#### THE EXERCISE:
Filter these entries so that only lines with the word "medical" remain.

★ ★ ★ ★ ★ ★ ★

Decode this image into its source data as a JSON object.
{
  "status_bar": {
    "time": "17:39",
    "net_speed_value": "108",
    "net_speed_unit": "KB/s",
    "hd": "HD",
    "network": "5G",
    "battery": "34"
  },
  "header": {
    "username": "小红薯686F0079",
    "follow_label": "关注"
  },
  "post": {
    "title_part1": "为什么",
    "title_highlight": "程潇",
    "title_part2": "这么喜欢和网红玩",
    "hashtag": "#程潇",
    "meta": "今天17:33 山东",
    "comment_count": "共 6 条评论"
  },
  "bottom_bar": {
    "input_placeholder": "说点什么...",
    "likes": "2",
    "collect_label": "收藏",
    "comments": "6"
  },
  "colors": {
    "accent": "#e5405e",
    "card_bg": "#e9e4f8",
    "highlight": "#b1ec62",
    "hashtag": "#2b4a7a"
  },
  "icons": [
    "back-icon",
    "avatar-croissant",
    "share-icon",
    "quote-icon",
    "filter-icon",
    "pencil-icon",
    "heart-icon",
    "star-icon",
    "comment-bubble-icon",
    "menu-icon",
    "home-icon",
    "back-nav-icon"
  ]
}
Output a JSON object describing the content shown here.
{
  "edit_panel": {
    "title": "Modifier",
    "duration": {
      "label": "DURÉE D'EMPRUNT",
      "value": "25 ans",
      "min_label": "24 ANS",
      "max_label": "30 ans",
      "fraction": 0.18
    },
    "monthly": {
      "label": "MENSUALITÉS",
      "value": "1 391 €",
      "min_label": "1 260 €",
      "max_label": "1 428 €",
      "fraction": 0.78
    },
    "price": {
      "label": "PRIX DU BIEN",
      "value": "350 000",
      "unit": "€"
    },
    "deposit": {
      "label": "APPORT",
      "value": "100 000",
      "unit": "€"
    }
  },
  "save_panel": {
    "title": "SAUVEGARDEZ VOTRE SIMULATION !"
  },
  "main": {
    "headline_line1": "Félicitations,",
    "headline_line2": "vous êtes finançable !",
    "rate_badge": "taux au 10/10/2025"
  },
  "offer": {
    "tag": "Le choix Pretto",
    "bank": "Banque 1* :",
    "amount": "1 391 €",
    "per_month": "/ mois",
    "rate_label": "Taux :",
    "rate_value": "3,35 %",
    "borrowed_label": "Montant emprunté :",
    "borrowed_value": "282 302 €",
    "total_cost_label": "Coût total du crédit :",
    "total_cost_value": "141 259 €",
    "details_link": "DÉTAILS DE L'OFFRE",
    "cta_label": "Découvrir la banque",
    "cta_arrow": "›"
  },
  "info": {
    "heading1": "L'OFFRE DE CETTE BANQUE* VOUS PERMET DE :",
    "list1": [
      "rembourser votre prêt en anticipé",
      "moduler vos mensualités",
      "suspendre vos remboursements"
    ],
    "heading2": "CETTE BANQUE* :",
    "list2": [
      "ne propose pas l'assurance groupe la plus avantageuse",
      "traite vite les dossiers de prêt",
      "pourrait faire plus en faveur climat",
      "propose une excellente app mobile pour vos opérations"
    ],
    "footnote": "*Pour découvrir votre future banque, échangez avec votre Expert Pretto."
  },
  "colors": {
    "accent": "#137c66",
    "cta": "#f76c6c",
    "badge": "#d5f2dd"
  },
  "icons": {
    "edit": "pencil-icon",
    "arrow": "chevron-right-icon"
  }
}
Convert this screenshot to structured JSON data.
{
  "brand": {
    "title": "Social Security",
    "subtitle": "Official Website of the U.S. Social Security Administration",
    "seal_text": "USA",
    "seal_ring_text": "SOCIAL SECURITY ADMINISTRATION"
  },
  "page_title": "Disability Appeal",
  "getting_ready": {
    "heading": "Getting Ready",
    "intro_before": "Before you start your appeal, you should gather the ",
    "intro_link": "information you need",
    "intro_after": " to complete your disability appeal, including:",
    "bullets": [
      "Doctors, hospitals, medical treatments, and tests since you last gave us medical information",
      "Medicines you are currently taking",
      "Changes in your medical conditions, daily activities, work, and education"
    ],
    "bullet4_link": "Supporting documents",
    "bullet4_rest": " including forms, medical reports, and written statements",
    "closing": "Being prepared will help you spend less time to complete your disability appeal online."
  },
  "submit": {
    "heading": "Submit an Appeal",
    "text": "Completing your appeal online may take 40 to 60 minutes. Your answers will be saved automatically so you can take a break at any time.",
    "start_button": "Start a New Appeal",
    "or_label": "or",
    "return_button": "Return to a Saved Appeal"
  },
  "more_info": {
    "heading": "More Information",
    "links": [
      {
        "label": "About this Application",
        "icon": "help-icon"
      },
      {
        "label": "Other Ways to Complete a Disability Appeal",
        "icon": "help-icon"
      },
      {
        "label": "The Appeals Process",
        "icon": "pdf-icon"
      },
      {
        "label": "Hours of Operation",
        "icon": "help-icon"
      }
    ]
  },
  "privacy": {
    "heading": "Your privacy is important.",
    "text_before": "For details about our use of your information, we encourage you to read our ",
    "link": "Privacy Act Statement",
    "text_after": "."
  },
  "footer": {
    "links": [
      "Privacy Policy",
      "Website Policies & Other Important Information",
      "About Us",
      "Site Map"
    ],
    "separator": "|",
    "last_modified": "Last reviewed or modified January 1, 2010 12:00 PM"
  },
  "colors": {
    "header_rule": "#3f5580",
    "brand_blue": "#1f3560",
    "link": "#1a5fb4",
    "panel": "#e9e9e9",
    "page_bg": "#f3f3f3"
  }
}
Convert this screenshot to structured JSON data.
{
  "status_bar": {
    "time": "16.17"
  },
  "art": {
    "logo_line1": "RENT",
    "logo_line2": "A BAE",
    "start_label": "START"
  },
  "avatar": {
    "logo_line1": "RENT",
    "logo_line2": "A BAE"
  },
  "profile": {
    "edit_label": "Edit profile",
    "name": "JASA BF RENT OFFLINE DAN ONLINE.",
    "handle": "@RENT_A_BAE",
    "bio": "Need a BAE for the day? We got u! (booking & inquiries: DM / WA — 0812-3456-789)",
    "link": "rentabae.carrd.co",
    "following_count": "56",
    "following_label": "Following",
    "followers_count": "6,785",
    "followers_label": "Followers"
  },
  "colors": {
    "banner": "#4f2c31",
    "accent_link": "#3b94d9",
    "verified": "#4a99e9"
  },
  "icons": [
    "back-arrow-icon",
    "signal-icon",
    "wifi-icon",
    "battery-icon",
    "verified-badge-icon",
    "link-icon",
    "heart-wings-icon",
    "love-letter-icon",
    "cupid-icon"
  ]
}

★ ★ ★ ★ ★ ★ ★

#### FINISHED ANSWER:
      "Doctors, hospitals, medical treatments, and tests since you last gave us medical information",
      "Changes in your medical conditions, daily activities, work, and education"
    "bullet4_rest": " including forms, medical reports, and written statements",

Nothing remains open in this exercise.